[Dataset rows about figures]
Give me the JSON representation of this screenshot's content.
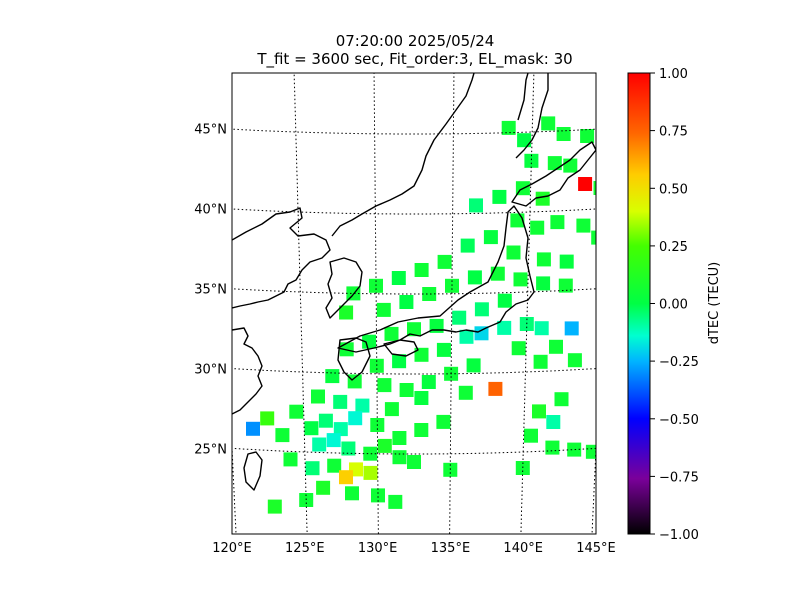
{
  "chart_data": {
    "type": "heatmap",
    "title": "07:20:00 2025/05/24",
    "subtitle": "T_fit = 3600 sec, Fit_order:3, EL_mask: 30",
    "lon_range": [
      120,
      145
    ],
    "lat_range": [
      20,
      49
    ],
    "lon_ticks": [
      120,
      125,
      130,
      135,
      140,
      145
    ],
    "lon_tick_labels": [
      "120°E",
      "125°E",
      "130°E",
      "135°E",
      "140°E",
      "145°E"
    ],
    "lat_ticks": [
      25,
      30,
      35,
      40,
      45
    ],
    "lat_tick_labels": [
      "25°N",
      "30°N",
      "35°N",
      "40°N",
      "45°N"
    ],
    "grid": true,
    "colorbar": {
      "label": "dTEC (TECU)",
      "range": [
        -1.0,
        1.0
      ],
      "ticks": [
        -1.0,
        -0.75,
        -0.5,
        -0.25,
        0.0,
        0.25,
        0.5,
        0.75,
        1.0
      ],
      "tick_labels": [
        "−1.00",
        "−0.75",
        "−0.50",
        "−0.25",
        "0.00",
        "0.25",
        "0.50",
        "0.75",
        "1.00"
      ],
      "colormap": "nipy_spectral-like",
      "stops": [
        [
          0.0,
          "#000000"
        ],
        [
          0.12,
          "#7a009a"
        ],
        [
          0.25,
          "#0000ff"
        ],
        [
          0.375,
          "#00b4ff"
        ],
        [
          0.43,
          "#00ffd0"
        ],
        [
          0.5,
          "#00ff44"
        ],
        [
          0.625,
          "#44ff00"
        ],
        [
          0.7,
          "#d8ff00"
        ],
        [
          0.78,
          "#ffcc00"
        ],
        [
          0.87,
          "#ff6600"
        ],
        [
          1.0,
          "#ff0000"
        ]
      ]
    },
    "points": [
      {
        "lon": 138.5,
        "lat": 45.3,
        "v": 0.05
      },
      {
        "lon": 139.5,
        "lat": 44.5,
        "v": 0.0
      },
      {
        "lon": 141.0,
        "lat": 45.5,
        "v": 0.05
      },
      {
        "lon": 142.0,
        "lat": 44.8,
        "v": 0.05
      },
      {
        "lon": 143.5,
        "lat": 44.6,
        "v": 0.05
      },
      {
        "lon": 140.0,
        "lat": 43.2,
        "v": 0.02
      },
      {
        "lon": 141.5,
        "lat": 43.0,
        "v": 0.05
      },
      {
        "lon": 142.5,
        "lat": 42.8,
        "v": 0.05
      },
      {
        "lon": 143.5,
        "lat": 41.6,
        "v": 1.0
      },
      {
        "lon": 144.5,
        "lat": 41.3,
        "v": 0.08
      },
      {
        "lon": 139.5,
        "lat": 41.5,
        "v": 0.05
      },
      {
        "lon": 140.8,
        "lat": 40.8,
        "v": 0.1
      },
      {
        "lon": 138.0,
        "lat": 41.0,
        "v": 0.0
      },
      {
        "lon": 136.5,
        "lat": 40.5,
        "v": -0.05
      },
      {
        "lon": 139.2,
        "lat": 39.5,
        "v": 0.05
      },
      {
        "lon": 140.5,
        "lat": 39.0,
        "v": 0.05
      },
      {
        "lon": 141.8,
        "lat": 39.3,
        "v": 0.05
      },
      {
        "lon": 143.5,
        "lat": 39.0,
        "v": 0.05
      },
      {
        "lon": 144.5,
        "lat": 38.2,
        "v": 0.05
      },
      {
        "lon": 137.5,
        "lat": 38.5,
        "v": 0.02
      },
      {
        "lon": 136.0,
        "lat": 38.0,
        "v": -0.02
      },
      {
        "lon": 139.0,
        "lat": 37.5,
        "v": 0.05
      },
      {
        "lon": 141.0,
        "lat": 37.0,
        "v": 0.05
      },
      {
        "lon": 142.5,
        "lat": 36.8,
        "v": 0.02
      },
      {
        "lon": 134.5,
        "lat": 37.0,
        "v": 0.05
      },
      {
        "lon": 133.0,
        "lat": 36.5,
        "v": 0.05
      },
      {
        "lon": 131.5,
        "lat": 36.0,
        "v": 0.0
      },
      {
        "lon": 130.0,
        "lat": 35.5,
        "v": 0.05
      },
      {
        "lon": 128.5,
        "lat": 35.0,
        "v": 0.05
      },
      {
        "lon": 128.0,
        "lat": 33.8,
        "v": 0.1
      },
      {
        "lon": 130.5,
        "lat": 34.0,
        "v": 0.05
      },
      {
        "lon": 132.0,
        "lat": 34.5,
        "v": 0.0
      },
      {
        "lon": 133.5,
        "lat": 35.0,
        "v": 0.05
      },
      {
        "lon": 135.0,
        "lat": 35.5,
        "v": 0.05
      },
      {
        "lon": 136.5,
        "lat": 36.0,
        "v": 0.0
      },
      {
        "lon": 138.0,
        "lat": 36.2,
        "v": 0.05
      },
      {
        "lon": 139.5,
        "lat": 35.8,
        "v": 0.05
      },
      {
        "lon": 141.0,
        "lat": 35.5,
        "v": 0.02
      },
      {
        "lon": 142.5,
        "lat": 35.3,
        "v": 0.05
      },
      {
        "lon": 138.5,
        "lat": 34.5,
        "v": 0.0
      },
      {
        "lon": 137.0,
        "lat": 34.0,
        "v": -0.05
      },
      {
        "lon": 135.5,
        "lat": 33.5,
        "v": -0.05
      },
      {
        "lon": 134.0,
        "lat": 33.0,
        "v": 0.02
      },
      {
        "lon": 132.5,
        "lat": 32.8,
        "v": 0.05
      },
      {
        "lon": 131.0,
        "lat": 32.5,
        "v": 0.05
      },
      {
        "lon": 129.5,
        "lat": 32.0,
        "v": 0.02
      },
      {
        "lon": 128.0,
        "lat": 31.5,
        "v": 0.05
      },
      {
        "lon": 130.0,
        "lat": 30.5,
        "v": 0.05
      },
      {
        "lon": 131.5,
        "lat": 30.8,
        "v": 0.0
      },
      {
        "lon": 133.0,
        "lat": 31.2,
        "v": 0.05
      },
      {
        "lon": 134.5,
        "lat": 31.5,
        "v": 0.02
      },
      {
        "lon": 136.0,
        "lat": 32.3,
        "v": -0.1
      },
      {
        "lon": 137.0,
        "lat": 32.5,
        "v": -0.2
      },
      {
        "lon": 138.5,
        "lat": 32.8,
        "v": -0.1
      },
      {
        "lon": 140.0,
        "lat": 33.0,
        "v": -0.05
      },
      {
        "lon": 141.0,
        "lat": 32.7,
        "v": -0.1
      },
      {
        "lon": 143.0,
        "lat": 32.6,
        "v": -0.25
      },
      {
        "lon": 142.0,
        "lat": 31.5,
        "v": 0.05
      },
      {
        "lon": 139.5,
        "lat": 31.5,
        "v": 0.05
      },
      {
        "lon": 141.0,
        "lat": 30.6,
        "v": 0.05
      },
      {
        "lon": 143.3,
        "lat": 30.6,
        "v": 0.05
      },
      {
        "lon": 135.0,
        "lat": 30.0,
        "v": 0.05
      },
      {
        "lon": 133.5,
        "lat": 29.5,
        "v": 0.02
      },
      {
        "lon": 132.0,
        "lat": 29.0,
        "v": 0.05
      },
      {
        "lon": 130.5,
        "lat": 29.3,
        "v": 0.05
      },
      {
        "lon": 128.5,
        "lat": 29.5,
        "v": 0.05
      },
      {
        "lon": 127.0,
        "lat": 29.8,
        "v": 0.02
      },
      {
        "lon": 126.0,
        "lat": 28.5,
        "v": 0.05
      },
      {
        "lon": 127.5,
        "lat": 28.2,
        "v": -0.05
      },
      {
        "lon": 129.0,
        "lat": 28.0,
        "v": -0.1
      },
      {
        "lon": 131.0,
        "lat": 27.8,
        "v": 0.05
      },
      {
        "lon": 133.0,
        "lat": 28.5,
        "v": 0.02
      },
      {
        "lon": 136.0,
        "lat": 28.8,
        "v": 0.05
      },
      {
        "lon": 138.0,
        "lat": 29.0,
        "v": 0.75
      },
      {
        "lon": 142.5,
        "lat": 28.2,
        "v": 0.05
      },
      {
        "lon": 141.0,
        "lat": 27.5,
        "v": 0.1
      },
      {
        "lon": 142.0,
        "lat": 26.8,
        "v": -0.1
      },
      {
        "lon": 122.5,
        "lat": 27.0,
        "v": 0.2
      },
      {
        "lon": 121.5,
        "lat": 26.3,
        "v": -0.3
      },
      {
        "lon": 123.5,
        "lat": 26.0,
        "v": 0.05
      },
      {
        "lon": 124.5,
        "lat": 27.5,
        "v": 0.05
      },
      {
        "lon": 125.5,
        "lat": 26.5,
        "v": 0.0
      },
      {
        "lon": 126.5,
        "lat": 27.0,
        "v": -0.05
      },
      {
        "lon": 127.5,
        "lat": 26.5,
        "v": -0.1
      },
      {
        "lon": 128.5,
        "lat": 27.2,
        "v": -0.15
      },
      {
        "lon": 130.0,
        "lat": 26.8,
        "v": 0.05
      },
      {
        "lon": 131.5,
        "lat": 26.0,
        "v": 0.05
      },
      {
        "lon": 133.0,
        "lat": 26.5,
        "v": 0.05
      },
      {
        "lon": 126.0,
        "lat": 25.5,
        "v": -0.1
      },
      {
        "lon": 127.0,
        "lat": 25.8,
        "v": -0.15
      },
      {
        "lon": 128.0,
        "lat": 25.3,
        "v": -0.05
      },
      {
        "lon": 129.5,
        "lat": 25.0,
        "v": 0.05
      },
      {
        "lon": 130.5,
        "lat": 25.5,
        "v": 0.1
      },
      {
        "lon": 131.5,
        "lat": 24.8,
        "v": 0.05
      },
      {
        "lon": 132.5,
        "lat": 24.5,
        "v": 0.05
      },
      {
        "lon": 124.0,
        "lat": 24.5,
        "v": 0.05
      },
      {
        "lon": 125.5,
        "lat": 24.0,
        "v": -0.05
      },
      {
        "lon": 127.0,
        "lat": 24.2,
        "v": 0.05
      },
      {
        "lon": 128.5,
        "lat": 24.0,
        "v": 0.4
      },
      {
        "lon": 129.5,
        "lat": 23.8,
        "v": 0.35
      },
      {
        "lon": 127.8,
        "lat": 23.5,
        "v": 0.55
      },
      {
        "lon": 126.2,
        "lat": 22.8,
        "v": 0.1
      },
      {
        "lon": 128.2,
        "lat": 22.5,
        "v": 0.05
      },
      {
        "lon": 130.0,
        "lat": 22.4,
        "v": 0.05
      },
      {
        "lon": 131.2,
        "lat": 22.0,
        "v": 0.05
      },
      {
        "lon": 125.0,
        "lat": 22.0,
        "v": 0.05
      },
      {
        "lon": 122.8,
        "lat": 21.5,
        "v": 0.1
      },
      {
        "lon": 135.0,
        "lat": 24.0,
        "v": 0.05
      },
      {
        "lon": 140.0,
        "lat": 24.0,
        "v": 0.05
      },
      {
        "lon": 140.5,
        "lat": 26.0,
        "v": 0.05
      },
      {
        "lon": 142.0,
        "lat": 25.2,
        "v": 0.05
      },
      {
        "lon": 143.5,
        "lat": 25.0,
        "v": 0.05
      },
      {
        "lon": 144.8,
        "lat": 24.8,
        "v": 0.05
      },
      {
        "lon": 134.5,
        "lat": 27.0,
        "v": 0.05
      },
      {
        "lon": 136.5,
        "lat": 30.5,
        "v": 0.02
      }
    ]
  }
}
...
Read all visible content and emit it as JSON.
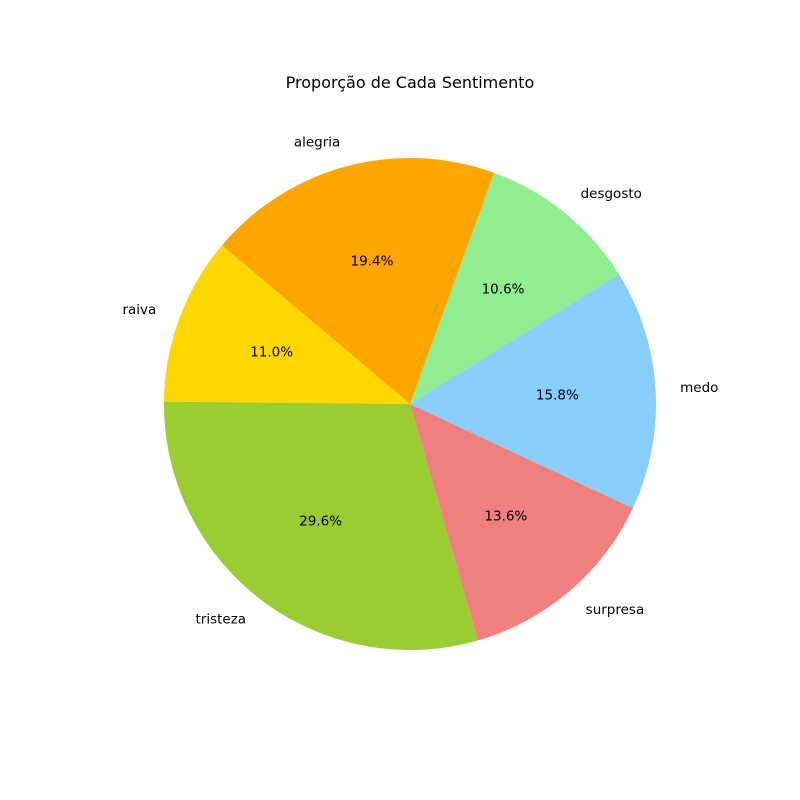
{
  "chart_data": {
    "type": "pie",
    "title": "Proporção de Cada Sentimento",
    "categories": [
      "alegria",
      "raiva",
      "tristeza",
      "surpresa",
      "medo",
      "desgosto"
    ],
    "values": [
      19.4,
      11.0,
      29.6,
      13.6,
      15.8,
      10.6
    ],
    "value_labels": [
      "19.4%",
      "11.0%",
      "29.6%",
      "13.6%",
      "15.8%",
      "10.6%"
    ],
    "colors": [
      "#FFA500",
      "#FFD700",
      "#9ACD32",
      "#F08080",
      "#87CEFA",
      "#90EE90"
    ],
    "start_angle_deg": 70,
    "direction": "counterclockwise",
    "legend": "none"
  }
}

— Given exercise —
Point out every line holding the string "JSON" and copy it.

— Answer to the problem —
Give me the JSON representation of this screenshot's content.
Read all visible content and emit it as JSON.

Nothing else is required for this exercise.